(Data records)
BEGIN
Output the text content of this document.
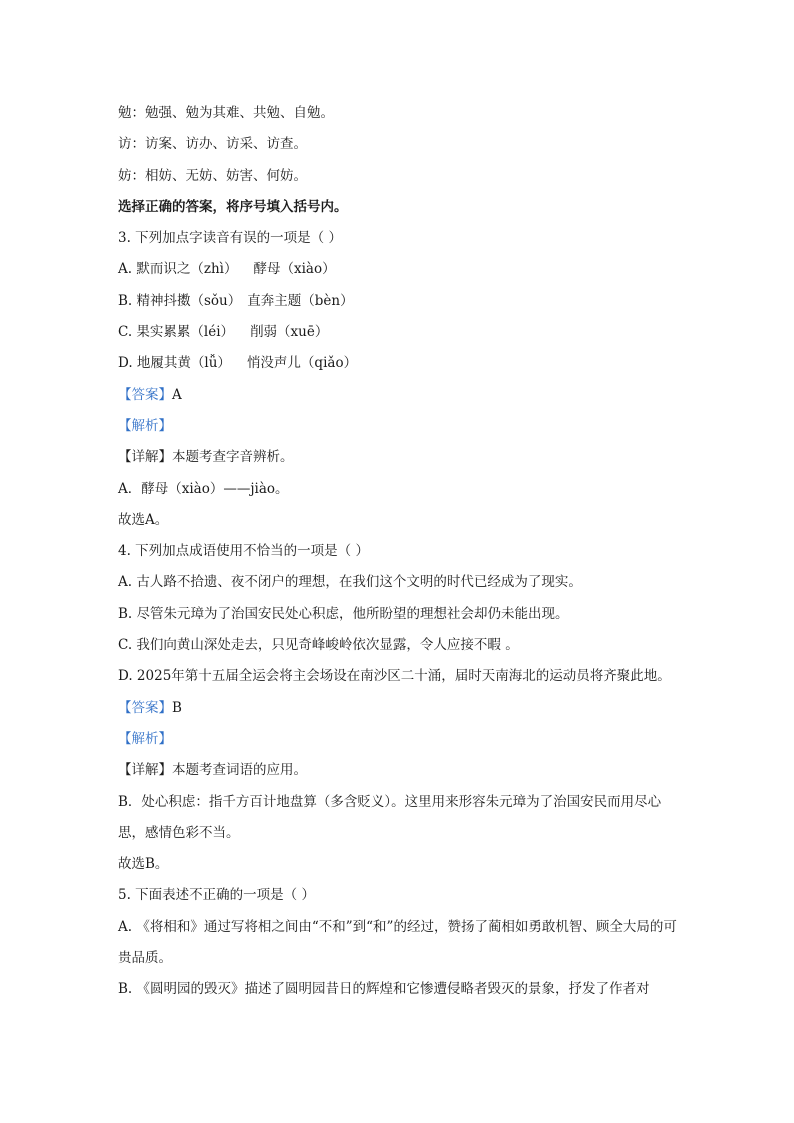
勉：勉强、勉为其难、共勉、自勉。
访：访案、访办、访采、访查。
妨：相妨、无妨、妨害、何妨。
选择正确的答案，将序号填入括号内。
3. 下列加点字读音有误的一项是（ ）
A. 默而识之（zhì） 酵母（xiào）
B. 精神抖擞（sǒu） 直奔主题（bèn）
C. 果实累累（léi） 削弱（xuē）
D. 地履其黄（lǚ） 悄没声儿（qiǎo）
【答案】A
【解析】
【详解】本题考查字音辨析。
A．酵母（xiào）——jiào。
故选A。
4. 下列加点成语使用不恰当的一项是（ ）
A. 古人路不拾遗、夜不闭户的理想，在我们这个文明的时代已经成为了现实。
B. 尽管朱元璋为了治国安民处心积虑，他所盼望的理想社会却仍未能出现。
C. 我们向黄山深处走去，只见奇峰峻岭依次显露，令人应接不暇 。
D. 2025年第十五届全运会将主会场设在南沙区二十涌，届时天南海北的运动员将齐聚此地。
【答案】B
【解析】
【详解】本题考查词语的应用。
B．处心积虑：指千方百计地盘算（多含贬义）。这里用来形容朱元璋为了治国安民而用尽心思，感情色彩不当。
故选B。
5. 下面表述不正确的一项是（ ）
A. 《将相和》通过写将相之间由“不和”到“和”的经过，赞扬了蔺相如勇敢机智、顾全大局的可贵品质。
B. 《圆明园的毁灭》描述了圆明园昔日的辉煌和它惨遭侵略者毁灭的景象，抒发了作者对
END
BEGIN
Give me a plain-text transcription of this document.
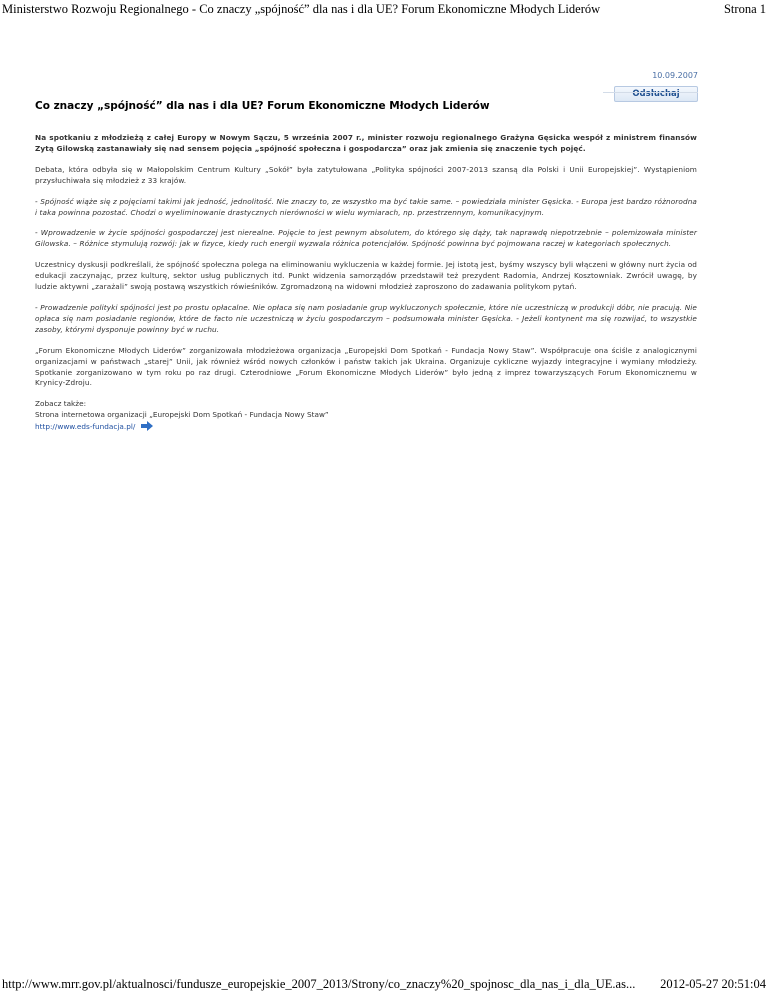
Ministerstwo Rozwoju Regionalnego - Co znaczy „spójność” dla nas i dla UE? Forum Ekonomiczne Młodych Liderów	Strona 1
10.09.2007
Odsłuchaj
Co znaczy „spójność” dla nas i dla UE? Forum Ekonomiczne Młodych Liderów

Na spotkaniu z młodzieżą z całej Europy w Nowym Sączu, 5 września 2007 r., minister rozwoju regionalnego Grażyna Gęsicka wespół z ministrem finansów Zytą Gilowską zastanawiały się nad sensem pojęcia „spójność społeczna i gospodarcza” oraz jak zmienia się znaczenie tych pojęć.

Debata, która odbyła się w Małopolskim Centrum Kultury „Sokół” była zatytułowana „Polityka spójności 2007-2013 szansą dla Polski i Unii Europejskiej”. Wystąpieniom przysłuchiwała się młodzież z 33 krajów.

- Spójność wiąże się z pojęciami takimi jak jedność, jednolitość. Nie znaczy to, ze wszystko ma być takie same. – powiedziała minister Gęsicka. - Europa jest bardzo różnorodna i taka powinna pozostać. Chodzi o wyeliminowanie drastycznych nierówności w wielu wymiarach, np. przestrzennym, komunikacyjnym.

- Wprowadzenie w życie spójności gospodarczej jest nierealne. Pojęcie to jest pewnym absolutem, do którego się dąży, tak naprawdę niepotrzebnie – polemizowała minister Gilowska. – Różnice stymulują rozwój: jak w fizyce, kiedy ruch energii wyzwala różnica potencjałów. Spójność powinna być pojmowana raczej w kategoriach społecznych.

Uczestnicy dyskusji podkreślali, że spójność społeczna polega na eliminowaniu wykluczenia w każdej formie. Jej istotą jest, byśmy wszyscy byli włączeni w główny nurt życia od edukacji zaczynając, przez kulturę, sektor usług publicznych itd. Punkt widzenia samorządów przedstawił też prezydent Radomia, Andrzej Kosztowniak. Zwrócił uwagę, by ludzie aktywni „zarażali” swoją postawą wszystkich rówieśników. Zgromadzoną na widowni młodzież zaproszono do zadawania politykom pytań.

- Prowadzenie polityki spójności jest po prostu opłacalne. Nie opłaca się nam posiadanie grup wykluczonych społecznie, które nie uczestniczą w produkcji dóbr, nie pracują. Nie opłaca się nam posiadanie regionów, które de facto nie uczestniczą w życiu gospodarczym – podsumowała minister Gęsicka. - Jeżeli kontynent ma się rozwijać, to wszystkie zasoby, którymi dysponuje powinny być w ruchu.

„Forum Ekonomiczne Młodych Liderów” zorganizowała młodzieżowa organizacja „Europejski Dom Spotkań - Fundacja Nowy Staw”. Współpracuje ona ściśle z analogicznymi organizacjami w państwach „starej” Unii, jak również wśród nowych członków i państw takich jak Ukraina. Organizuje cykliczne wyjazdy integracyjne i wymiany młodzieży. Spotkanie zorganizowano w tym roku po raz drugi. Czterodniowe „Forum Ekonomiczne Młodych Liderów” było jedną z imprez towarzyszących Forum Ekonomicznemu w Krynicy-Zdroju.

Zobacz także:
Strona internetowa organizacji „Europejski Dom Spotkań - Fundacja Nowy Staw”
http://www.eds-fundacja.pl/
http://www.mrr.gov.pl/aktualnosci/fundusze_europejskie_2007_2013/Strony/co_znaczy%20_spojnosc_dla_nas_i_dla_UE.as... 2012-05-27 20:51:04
END
BEGIN
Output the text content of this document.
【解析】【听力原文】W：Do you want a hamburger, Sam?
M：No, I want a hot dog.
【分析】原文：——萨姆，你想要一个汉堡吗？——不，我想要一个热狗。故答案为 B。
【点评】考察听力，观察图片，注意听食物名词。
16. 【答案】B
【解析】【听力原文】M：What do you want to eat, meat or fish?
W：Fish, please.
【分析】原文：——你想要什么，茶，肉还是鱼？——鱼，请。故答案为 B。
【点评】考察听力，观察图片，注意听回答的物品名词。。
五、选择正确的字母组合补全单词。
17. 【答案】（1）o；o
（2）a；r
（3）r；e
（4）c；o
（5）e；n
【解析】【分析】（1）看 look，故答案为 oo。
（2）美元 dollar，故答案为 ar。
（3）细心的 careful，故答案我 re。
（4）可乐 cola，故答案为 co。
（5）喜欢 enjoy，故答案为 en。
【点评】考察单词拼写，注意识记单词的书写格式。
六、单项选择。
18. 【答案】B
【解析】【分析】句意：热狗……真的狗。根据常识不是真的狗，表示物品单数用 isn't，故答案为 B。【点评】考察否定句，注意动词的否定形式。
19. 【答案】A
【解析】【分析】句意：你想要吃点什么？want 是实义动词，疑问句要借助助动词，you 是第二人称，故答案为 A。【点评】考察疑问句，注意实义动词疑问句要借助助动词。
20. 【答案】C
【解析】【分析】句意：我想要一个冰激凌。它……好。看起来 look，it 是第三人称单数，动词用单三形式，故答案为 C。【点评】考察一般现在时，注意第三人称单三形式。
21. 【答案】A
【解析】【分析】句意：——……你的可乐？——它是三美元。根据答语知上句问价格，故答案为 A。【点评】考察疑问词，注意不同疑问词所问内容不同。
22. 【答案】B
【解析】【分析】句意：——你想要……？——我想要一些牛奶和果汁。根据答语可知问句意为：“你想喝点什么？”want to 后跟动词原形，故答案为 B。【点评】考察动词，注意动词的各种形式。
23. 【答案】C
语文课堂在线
END
Establish how many lines of the material above hold the word "powinna". Nothing but the count should be returned.

▸ **Correct output**: 2